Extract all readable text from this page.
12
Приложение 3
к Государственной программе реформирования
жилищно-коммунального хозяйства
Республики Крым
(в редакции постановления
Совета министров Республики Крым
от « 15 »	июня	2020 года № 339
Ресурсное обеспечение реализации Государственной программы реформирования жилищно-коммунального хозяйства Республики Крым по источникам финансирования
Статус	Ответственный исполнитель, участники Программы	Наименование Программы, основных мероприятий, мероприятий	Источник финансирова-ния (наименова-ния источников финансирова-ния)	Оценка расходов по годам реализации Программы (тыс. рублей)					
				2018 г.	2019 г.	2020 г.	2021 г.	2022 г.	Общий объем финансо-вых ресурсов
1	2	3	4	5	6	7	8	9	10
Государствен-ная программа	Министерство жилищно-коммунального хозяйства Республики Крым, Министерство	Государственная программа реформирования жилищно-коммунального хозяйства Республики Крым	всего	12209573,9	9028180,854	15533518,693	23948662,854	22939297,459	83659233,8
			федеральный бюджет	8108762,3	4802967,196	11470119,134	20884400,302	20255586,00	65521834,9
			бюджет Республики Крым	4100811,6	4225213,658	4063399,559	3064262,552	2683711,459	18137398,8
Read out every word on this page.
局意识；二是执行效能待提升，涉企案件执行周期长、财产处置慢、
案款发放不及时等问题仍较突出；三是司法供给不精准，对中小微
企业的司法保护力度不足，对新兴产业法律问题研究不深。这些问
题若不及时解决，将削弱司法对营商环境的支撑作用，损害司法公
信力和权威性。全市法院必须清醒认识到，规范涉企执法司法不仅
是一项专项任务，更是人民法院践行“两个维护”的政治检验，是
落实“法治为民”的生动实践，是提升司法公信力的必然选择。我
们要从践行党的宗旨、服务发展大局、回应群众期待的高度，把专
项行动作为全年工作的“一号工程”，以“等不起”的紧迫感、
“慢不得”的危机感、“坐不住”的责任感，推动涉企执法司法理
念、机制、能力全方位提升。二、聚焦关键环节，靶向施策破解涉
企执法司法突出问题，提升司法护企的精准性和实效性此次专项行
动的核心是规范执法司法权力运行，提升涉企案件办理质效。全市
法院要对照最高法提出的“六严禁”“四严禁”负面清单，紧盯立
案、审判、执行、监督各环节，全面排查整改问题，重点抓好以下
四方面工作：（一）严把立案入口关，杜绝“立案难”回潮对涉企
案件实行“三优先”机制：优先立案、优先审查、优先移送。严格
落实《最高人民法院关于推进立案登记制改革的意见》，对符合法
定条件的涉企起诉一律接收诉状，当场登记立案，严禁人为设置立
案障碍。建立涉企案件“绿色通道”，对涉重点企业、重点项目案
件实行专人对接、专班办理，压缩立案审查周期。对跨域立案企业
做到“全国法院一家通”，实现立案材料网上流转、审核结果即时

━━━

• _To do_: Your task is to gather all lines from the entries above that hold the word "this".

• _Written response_:
Extract all readable text from this page.
Read out every word on this page.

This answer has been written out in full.